(Dataset extract Opens)

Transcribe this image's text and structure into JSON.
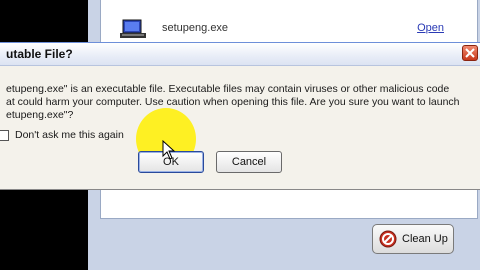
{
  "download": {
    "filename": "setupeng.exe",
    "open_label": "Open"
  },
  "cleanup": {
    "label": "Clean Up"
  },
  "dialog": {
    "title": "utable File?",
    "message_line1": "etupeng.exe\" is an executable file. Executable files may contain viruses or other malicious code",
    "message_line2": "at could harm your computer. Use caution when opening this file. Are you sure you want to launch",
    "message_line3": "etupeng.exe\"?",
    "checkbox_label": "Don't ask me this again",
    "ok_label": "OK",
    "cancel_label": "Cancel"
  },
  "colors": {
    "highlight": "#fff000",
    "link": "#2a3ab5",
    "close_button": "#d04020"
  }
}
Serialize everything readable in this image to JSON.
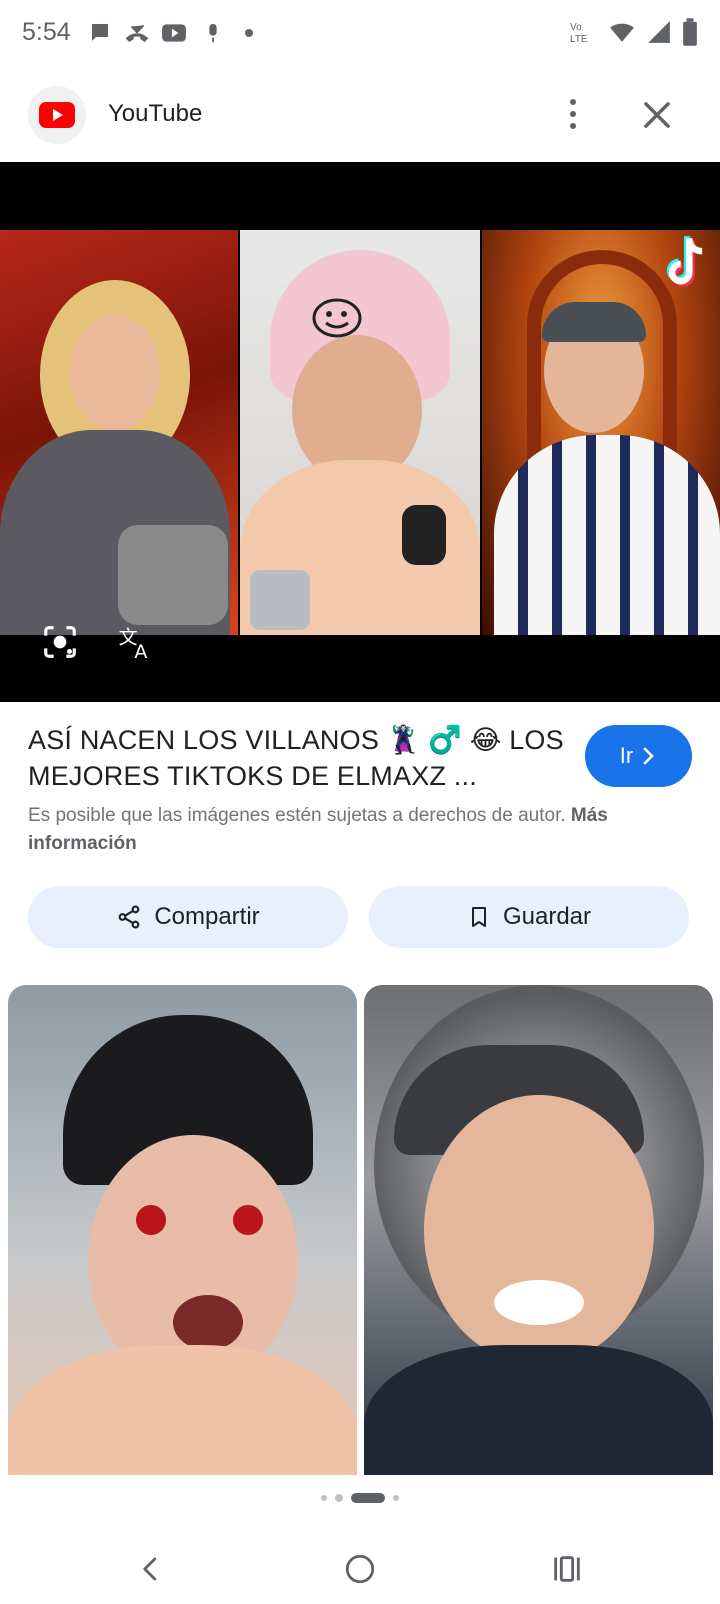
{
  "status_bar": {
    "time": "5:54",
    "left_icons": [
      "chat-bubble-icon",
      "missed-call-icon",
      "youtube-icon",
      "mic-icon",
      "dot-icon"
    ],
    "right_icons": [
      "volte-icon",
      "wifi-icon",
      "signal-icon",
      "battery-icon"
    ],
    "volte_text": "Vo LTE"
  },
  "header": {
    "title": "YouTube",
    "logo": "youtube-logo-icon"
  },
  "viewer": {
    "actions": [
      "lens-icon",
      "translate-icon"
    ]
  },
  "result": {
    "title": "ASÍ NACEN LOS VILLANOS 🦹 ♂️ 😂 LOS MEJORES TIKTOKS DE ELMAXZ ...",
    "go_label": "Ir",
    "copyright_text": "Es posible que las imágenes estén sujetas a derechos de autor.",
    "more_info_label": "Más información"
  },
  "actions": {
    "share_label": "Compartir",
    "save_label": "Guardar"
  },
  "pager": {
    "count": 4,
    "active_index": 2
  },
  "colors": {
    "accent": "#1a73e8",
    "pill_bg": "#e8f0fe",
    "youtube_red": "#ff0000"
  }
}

(Dataset extract Closes)
(Dataset extract Opens)

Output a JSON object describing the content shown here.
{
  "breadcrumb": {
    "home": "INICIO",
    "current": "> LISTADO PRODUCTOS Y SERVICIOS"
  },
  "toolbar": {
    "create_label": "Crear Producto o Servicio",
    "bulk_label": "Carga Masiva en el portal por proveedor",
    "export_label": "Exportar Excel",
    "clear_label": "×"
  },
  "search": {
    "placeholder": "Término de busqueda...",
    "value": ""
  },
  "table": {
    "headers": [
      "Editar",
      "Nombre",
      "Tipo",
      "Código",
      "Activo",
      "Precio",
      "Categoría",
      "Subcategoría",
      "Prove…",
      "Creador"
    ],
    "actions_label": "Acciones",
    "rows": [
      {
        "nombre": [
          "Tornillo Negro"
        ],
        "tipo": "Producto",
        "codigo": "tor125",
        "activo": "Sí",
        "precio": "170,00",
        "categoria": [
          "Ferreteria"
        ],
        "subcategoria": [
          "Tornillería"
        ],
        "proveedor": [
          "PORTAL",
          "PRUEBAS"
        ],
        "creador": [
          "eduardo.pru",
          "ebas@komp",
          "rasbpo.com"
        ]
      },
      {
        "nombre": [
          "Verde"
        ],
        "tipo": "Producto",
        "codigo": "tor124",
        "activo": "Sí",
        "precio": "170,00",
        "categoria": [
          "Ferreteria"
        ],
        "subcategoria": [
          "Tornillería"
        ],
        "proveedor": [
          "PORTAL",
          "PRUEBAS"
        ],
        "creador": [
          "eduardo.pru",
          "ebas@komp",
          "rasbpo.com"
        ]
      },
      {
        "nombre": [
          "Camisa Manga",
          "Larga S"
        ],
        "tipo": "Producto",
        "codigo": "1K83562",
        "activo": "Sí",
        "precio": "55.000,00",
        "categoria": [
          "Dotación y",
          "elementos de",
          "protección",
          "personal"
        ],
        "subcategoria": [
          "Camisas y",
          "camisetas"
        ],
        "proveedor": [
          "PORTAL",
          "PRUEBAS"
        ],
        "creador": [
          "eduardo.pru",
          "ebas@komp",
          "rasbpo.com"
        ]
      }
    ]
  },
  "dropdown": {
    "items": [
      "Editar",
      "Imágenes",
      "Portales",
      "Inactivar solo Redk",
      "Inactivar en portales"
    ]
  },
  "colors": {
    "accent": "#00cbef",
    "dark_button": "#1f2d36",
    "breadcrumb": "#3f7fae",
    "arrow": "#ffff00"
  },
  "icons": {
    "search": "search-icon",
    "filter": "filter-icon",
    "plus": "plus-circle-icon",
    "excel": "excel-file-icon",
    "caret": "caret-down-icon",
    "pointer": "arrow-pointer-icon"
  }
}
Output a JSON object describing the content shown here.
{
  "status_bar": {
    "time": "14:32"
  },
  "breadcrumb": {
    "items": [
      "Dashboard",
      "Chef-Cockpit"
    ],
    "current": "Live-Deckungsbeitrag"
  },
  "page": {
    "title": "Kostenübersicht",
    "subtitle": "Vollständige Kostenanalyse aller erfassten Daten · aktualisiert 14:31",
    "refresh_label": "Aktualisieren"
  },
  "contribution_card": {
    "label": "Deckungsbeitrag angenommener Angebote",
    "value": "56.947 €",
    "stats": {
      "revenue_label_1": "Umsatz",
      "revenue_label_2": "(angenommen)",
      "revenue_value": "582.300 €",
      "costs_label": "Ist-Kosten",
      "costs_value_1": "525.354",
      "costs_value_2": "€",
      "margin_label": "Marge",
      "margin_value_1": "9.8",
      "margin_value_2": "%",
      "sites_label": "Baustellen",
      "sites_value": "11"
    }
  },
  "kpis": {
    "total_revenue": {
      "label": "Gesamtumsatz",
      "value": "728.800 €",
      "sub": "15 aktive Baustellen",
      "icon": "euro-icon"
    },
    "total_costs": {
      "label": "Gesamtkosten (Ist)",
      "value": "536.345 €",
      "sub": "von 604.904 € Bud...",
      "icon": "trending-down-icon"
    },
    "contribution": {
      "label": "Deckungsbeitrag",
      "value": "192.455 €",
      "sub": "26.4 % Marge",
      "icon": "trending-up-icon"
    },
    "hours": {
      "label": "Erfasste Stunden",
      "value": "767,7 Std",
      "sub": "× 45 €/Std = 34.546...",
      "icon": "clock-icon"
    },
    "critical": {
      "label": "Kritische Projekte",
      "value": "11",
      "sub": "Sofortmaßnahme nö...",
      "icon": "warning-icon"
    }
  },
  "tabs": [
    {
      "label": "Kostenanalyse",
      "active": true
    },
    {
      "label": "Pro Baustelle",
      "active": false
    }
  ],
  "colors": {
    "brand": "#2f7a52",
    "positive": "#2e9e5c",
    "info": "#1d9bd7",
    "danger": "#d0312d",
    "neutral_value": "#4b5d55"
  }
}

(Dataset extract Closes)

**About this task:**
Each line of the data that includes "Kostenanalyse" counts once; say how many there are, giving nothing but the number.

**Solution to the exercise:**
2